━━ ФРАГМЕНТ ТЕКСТА

На реке Днестр, у молдавской границы, Петр созвал военный совет. Турецкая армия успела переправиться через Дунай до подхода русских войск. При таком раскладе событий господарь Валахии не решился выступить на стороне России. Молдавский господарь Кантемир не изменил своему слову, но вследствие своих ограниченных возможностей смог предоставить союзникам в качестве провианта только скот и пятитысячный конный отряд, вооруженный луками и пиками. При отсутствии в армии хлеба, без которого русский солдат не чувствовал себя достаточно сытым и сильным, чтобы сражаться в полную силу, командование решало вопрос о дальнейшей стратегии похода.

━━━━
━━ ДАННЫЕ

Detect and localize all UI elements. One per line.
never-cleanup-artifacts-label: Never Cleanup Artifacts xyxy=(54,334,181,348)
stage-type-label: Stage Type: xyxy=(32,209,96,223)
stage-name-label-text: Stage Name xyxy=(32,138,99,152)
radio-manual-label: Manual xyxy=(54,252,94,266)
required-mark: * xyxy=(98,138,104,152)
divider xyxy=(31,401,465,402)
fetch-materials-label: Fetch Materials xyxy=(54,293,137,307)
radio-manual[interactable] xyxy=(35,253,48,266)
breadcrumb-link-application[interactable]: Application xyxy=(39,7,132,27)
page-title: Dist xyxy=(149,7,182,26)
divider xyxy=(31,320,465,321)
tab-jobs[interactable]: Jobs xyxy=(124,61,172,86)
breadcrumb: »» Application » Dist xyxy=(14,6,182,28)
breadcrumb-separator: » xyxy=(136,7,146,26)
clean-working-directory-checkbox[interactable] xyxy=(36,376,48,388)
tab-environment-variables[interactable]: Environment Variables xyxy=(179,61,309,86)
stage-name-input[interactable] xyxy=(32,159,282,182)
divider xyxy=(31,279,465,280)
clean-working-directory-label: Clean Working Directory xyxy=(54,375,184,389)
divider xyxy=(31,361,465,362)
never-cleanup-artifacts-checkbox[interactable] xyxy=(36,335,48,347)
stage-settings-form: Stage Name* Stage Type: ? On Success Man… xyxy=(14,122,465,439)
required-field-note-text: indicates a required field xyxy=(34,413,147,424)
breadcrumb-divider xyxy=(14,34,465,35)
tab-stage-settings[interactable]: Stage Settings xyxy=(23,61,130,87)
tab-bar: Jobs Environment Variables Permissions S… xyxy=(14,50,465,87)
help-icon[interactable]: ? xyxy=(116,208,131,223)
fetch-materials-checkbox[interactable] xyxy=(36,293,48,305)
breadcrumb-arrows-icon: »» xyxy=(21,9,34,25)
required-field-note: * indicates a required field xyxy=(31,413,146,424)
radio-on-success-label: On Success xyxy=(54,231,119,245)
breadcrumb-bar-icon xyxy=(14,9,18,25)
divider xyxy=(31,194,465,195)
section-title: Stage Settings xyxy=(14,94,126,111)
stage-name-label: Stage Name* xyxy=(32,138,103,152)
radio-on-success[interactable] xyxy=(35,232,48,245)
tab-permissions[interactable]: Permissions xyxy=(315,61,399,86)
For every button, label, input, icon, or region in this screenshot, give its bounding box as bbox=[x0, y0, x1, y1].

━━━━
━━ ДАННЫЕ

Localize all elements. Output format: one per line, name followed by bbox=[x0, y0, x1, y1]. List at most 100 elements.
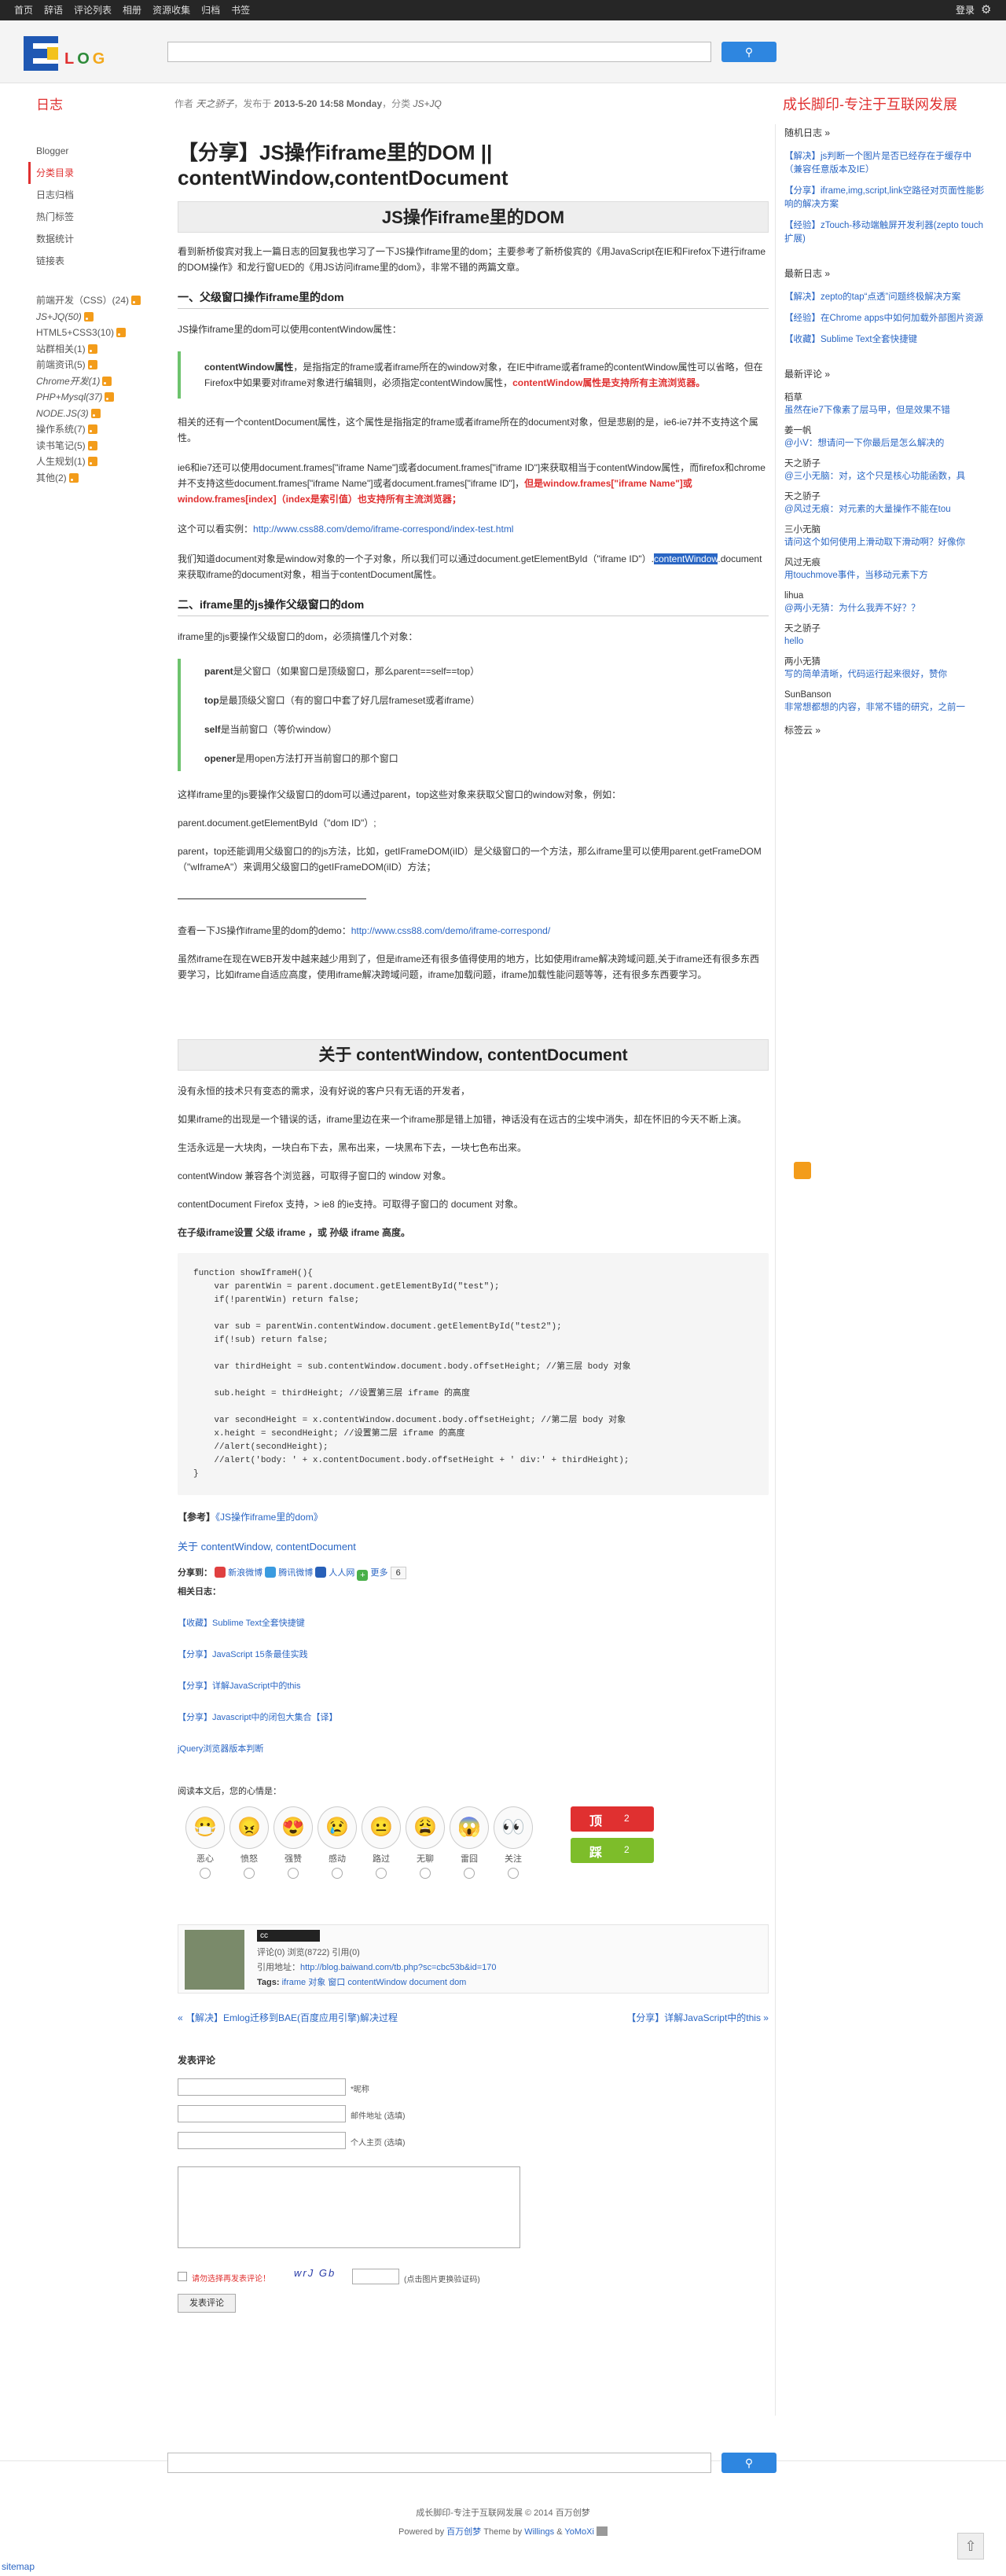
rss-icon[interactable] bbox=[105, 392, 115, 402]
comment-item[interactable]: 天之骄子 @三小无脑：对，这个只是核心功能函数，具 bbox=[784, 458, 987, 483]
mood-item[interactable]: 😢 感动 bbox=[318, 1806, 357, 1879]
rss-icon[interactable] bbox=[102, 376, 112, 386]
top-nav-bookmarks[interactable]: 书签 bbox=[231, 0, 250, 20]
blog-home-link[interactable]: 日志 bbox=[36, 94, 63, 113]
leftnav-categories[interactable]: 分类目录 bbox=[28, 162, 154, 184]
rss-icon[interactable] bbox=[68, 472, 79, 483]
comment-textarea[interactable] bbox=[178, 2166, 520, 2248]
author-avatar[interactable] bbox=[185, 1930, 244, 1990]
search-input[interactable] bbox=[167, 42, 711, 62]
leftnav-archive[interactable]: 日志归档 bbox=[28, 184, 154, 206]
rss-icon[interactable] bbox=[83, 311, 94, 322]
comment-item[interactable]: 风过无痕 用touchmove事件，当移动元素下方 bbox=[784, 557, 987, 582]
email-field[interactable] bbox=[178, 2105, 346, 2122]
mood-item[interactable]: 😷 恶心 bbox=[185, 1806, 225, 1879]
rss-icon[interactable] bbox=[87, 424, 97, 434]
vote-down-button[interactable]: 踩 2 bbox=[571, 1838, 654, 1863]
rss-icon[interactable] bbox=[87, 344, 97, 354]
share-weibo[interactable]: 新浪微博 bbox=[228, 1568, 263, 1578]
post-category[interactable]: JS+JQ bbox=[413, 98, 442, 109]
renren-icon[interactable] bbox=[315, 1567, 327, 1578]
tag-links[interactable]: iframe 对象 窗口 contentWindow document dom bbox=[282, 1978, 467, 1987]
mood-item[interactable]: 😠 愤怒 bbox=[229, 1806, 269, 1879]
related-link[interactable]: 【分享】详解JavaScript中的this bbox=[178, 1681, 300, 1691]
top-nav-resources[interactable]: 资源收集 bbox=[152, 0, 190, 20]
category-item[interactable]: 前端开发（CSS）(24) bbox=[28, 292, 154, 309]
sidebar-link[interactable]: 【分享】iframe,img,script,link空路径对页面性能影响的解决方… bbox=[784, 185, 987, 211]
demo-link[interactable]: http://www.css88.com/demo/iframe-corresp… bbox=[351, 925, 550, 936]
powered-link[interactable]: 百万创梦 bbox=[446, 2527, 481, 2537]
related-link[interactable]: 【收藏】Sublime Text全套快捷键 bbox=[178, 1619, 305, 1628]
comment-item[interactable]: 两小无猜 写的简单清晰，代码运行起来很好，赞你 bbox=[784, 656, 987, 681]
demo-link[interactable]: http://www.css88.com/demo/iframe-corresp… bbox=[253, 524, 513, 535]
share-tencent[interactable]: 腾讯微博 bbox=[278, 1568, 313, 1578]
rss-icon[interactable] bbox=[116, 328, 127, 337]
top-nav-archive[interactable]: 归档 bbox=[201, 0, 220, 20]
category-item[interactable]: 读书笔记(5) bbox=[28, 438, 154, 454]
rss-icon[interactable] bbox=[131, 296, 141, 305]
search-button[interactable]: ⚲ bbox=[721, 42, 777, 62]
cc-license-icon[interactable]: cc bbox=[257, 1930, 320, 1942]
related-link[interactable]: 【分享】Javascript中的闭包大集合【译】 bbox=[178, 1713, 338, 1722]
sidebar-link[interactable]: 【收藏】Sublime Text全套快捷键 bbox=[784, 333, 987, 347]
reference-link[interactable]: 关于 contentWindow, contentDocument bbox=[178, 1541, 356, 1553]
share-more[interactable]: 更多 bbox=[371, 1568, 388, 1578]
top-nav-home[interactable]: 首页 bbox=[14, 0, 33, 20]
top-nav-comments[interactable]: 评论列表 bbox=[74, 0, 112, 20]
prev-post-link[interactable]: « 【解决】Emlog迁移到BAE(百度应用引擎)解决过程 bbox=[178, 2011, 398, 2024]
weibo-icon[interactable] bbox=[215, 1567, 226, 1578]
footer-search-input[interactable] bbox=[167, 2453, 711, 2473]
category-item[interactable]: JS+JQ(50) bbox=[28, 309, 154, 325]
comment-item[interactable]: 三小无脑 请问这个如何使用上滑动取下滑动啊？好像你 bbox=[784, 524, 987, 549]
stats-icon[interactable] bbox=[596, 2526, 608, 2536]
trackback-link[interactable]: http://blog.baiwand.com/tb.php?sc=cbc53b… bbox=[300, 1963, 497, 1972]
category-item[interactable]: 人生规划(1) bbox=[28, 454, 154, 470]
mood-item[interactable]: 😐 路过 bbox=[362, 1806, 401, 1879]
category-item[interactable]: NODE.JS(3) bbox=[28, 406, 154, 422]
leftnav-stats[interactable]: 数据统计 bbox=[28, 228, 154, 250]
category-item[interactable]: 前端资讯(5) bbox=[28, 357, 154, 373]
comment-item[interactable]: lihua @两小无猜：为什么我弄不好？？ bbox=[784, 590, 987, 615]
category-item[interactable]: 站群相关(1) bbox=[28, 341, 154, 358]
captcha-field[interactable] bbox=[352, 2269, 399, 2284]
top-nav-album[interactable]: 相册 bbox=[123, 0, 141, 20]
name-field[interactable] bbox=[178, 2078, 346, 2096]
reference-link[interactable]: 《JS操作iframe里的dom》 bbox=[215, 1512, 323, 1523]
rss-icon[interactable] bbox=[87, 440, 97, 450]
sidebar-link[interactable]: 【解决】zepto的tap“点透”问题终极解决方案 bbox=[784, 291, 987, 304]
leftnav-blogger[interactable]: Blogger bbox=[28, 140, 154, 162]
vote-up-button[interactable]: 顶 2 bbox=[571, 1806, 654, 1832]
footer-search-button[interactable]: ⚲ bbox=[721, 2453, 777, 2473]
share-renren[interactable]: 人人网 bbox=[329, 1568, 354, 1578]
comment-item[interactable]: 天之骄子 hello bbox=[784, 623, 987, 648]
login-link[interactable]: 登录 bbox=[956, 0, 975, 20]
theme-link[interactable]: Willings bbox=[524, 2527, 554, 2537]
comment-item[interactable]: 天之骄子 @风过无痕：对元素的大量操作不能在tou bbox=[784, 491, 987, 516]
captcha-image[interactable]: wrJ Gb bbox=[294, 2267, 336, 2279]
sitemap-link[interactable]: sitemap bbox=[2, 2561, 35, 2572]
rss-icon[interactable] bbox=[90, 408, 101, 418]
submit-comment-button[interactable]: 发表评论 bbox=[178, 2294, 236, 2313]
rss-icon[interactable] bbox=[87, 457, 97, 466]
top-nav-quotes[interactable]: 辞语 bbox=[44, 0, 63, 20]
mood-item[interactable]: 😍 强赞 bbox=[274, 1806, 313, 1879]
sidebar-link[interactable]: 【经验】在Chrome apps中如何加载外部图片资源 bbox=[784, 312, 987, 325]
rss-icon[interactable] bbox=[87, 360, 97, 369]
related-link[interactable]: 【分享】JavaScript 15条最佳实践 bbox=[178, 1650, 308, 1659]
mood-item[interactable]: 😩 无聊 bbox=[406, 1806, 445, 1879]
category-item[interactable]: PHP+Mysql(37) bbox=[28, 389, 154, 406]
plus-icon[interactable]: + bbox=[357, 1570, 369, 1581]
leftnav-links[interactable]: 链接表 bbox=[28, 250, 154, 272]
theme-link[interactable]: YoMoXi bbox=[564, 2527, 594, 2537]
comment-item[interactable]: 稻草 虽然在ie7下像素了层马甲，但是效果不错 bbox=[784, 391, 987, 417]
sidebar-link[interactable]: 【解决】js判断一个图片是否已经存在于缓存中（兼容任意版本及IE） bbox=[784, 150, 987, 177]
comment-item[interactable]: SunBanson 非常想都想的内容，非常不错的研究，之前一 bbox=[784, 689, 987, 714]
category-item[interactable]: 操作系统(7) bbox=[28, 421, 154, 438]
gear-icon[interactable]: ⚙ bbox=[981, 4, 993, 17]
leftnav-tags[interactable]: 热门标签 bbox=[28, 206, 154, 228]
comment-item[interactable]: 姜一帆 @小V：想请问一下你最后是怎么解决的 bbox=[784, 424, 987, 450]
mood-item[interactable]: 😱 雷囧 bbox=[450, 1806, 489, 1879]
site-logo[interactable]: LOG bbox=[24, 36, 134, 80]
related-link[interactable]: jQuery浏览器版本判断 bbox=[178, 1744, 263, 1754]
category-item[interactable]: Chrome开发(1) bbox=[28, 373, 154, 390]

━━━━

Определите, соответствуют ли фрагменту о военном совете на Днестре следующие утверждения: (а) турецкая армия переправилась через Дунай раньше, чем подошли русские войска; (б) господарь Валахии выступил на стороне России; (в) Кантемир предоставил союзникам пятитысячный конный отряд. На каждое ответьте «да» или «нет», подтвердив ответ точной цитатой из фрагмента.

(а) Да: «Турецкая армия успела переправиться через Дунай до подхода русских войск».
(б) Нет: «господарь Валахии не решился выступить на стороне России».
(в) Да: «смог предоставить союзникам в качестве провианта только скот и пятитысячный конный отряд».